WORK TO BE COMPLETED ▸
Set down all of the entries word for word, omitting the images they contain.

==== SUPPLIED MATERIAL ====

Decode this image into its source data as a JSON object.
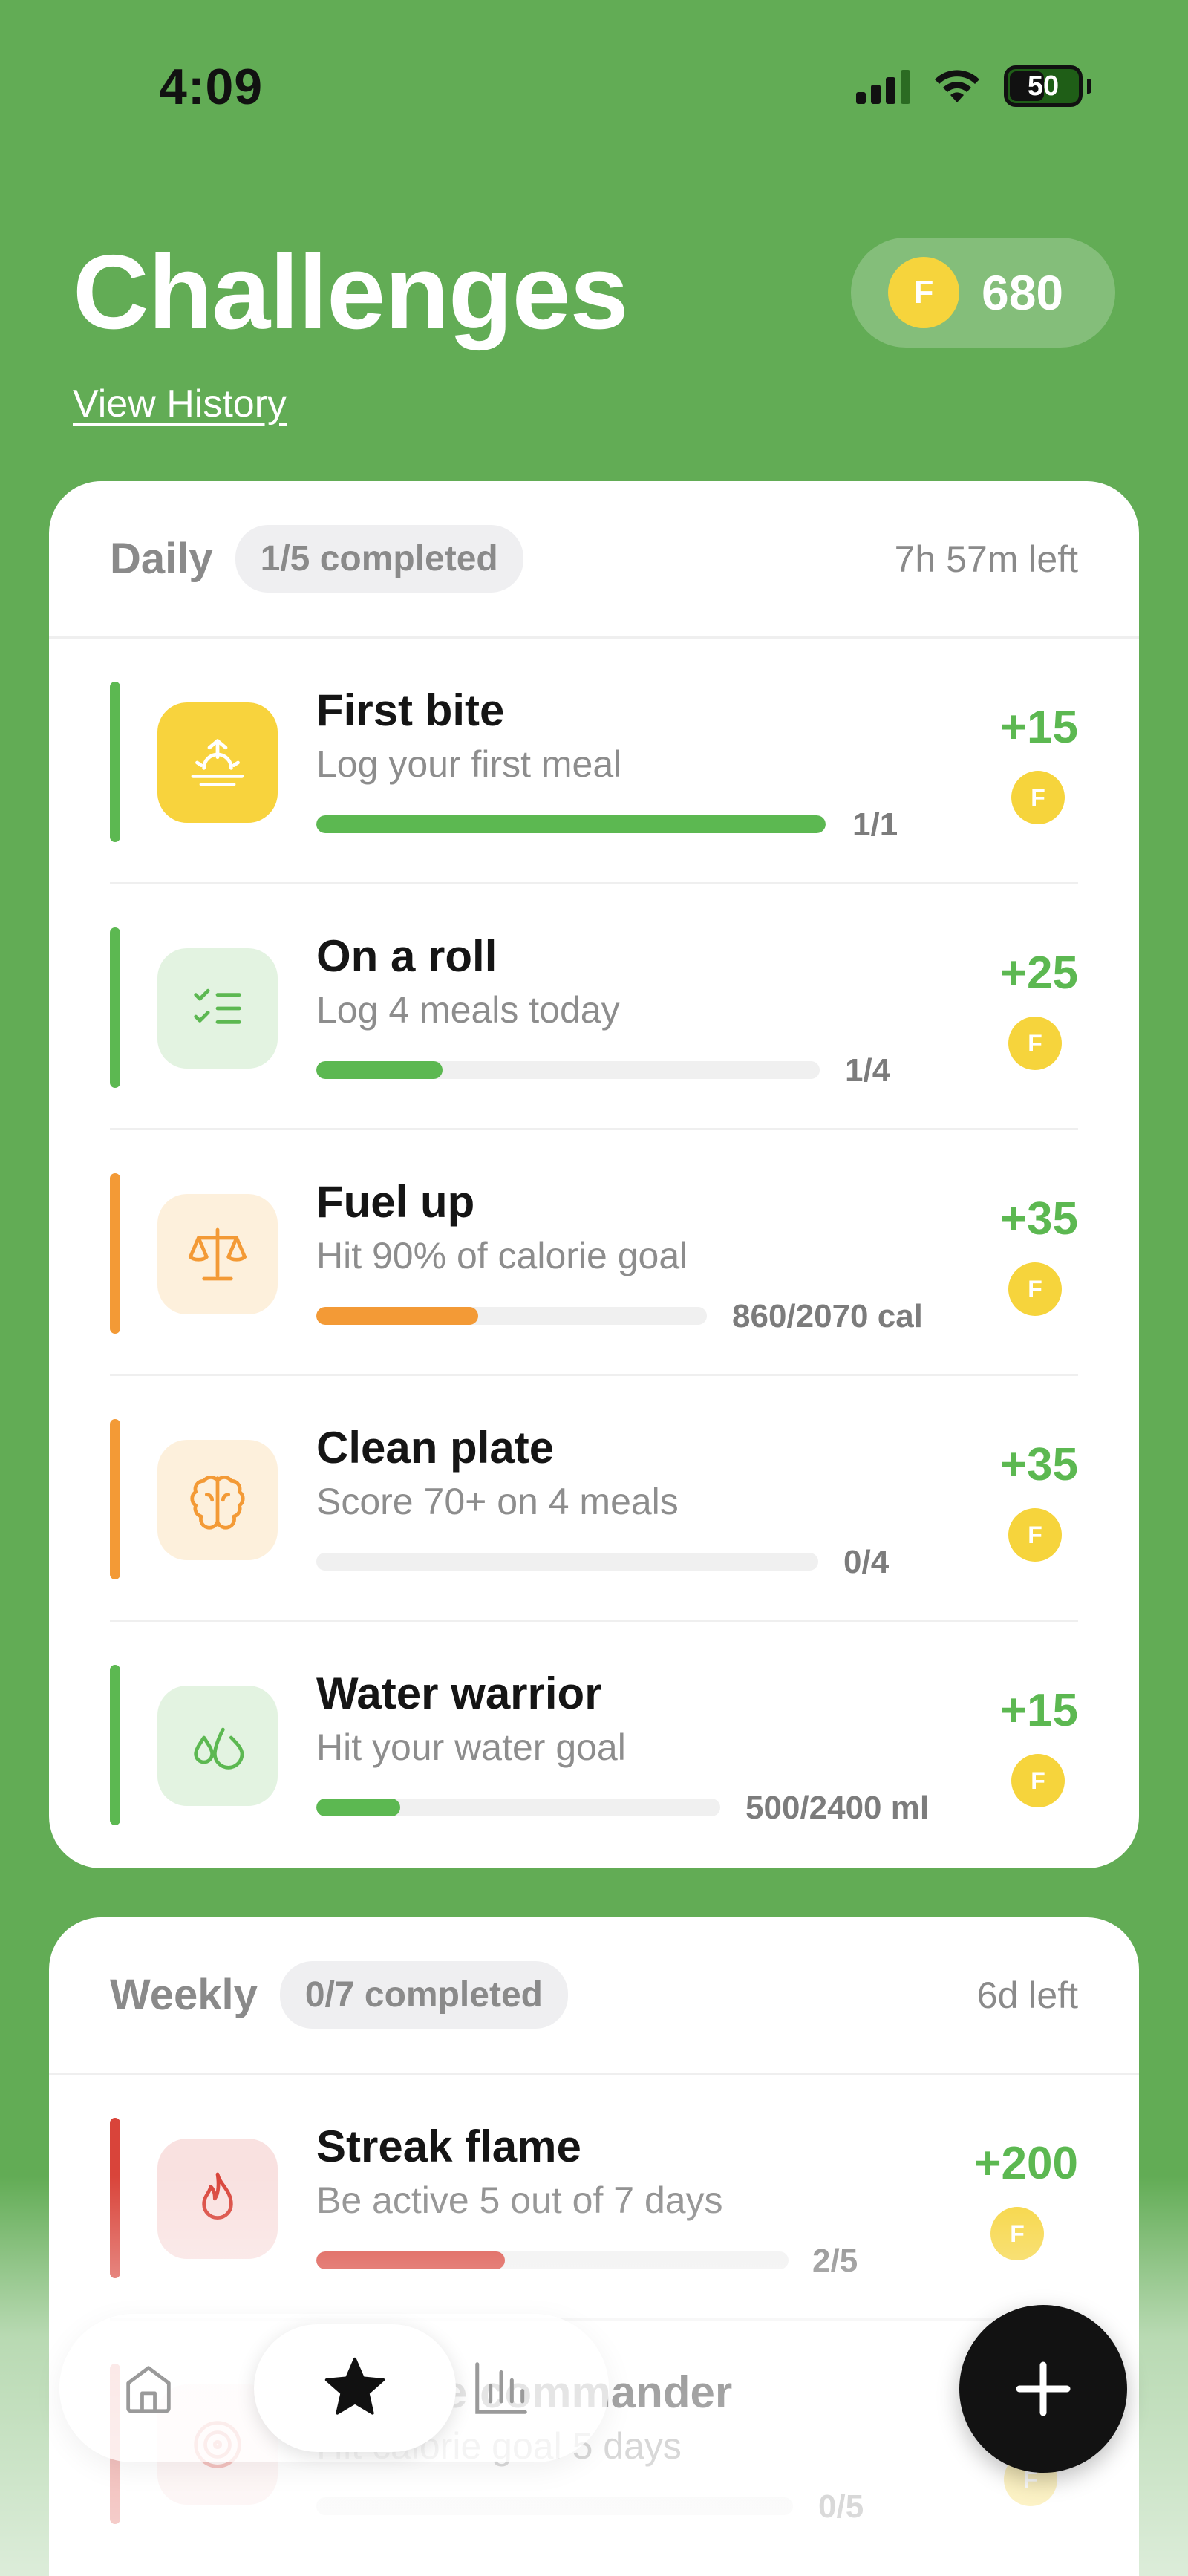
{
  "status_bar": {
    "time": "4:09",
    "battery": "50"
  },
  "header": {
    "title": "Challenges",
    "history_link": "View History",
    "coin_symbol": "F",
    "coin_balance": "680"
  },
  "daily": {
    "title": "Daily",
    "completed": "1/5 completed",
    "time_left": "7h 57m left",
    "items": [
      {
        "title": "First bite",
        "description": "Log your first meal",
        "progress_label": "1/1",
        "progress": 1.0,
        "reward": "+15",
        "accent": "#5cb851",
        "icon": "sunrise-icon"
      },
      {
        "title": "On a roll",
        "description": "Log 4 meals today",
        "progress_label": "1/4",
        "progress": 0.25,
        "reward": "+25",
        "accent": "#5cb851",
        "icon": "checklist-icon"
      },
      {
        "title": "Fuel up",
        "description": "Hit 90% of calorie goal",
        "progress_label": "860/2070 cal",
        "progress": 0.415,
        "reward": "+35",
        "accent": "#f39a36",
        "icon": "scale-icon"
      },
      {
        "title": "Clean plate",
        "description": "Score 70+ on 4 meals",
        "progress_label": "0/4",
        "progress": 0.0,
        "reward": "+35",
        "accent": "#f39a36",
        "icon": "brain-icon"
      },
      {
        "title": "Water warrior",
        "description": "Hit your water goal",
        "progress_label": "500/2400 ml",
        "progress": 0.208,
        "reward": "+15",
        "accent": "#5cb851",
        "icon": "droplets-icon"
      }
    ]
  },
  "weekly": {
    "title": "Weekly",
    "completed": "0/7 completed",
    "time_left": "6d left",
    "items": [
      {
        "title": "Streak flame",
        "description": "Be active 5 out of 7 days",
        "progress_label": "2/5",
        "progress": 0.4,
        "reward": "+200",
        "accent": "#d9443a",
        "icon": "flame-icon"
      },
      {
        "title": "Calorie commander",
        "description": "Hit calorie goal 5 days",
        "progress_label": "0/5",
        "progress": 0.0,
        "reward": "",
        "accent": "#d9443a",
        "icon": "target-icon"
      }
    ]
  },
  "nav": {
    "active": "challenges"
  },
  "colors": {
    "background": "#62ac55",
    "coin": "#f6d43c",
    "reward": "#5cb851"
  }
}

====

REPLY ▸
Decode this image into its source data as a JSON object.
{
  "status_bar": {
    "time": "4:09",
    "battery": "50"
  },
  "header": {
    "title": "Challenges",
    "history_link": "View History",
    "coin_symbol": "F",
    "coin_balance": "680"
  },
  "daily": {
    "title": "Daily",
    "completed": "1/5 completed",
    "time_left": "7h 57m left",
    "items": [
      {
        "title": "First bite",
        "description": "Log your first meal",
        "progress_label": "1/1",
        "progress": 1.0,
        "reward": "+15",
        "accent": "#5cb851",
        "icon": "sunrise-icon"
      },
      {
        "title": "On a roll",
        "description": "Log 4 meals today",
        "progress_label": "1/4",
        "progress": 0.25,
        "reward": "+25",
        "accent": "#5cb851",
        "icon": "checklist-icon"
      },
      {
        "title": "Fuel up",
        "description": "Hit 90% of calorie goal",
        "progress_label": "860/2070 cal",
        "progress": 0.415,
        "reward": "+35",
        "accent": "#f39a36",
        "icon": "scale-icon"
      },
      {
        "title": "Clean plate",
        "description": "Score 70+ on 4 meals",
        "progress_label": "0/4",
        "progress": 0.0,
        "reward": "+35",
        "accent": "#f39a36",
        "icon": "brain-icon"
      },
      {
        "title": "Water warrior",
        "description": "Hit your water goal",
        "progress_label": "500/2400 ml",
        "progress": 0.208,
        "reward": "+15",
        "accent": "#5cb851",
        "icon": "droplets-icon"
      }
    ]
  },
  "weekly": {
    "title": "Weekly",
    "completed": "0/7 completed",
    "time_left": "6d left",
    "items": [
      {
        "title": "Streak flame",
        "description": "Be active 5 out of 7 days",
        "progress_label": "2/5",
        "progress": 0.4,
        "reward": "+200",
        "accent": "#d9443a",
        "icon": "flame-icon"
      },
      {
        "title": "Calorie commander",
        "description": "Hit calorie goal 5 days",
        "progress_label": "0/5",
        "progress": 0.0,
        "reward": "",
        "accent": "#d9443a",
        "icon": "target-icon"
      }
    ]
  },
  "nav": {
    "active": "challenges"
  },
  "colors": {
    "background": "#62ac55",
    "coin": "#f6d43c",
    "reward": "#5cb851"
  }
}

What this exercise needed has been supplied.